=== PROVIDED RECORDS ===

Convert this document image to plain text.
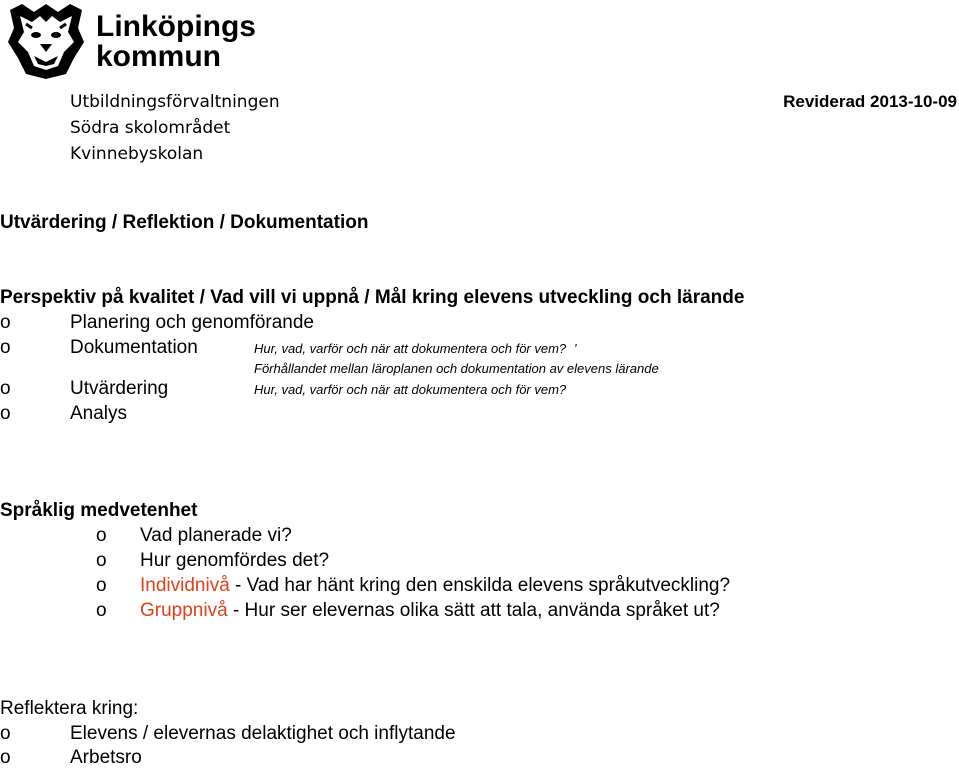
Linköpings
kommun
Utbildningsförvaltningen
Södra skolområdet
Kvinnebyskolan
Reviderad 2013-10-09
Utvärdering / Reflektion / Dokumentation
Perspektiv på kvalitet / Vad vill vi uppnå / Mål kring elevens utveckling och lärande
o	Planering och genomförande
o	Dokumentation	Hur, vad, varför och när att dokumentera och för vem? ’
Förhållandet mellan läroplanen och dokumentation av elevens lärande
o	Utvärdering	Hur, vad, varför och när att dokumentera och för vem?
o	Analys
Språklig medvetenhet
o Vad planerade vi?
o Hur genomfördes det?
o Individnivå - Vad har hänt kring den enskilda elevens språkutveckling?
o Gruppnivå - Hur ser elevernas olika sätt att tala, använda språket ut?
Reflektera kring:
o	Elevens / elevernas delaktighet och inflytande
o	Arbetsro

===
=== PROVIDED RECORDS ===

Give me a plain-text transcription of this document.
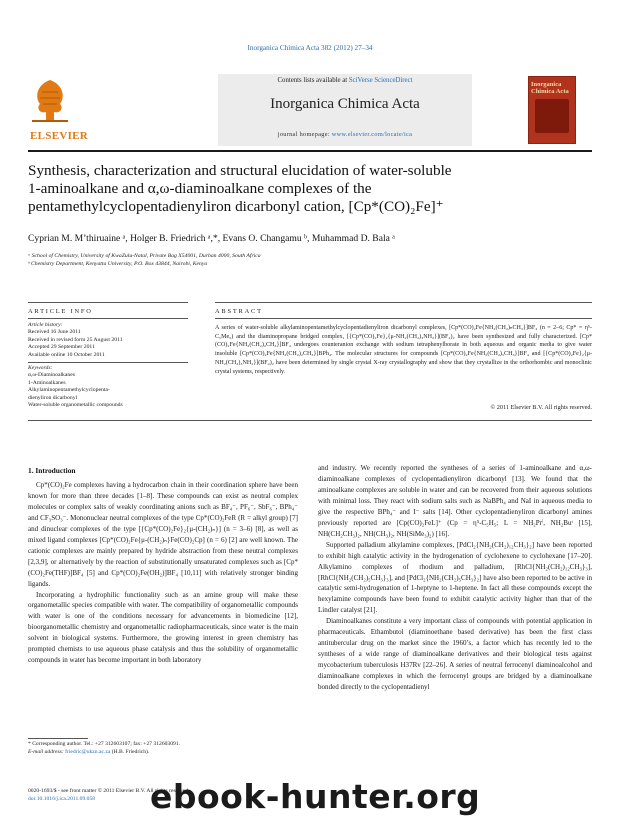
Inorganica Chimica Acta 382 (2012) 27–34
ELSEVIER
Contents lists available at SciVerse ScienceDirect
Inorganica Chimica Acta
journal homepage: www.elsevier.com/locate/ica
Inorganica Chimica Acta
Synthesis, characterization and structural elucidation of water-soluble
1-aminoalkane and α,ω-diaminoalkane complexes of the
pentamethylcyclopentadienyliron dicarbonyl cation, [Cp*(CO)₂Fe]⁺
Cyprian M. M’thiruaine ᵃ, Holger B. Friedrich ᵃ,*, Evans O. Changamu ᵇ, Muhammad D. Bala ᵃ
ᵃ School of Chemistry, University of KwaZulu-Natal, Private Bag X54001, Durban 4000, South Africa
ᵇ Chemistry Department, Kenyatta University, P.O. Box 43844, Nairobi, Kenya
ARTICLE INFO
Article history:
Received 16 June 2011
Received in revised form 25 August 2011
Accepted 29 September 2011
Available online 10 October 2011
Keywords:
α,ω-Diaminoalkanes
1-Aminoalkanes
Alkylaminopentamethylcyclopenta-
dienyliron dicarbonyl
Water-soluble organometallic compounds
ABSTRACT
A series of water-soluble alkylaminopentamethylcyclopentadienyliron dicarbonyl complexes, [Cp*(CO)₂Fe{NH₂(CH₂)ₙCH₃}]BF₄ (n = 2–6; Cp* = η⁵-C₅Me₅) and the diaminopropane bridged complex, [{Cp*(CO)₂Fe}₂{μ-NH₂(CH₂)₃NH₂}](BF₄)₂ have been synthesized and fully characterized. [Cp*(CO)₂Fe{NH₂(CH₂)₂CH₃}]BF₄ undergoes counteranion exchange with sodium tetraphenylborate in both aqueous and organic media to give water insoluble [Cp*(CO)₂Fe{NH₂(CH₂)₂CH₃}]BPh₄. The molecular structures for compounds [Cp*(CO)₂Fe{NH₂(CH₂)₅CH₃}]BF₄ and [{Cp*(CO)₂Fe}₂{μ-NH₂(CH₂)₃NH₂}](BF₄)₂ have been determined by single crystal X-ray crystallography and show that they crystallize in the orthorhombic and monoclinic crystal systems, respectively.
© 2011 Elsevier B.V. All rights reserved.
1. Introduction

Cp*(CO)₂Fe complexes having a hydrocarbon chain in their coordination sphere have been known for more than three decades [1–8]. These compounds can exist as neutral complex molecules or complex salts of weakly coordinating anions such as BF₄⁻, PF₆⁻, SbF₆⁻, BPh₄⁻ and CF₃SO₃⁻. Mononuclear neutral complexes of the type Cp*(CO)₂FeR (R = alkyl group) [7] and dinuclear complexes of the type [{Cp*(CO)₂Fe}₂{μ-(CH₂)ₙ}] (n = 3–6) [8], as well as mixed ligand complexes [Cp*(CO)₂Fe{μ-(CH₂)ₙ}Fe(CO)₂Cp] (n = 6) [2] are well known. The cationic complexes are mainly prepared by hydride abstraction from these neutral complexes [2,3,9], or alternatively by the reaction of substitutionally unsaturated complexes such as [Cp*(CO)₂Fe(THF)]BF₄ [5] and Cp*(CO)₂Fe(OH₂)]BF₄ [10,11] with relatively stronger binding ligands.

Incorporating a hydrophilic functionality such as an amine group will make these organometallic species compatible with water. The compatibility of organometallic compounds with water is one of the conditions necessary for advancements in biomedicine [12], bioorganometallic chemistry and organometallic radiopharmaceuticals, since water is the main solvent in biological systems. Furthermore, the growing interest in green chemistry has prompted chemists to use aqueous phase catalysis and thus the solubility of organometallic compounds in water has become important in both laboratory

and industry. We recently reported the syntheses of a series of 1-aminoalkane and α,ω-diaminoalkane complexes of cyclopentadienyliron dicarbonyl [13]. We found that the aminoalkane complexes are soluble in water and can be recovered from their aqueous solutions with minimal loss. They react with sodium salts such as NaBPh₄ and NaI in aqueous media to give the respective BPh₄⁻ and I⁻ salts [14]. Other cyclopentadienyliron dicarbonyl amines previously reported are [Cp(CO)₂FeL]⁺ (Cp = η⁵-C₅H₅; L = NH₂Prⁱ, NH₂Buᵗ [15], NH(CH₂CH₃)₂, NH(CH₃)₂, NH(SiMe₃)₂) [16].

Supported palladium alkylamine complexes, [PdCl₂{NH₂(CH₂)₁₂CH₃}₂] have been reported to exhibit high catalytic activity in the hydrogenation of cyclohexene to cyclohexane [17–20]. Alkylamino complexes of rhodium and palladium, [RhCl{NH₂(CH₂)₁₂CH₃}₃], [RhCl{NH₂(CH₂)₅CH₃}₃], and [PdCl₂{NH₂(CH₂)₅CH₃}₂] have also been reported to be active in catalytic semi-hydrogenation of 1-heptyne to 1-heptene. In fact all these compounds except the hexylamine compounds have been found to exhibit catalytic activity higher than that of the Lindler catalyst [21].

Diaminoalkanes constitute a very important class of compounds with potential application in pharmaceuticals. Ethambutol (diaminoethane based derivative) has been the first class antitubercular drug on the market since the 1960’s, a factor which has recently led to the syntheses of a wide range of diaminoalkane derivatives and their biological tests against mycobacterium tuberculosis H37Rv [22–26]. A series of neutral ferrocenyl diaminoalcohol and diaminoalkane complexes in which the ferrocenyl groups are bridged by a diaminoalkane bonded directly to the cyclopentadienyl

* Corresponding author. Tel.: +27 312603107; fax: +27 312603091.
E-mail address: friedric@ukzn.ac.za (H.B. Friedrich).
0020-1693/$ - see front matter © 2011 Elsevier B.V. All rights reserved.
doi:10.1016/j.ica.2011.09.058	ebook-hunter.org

===
=== PROVIDED RECORDS ===

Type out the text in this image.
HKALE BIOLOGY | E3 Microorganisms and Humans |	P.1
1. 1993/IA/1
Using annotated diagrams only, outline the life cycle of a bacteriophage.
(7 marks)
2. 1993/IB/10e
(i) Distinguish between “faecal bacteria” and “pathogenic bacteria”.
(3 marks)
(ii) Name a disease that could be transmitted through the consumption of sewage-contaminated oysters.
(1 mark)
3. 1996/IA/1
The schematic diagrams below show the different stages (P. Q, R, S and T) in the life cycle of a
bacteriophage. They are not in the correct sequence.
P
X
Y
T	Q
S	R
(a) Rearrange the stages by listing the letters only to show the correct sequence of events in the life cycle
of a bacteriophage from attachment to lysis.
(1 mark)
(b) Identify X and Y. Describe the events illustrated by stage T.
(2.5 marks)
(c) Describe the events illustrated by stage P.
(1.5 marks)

===

TASK DETAILS: For the string "cycle", give the number of lines in the data that contain it, and only that number.

YOUR RESPONSE: 3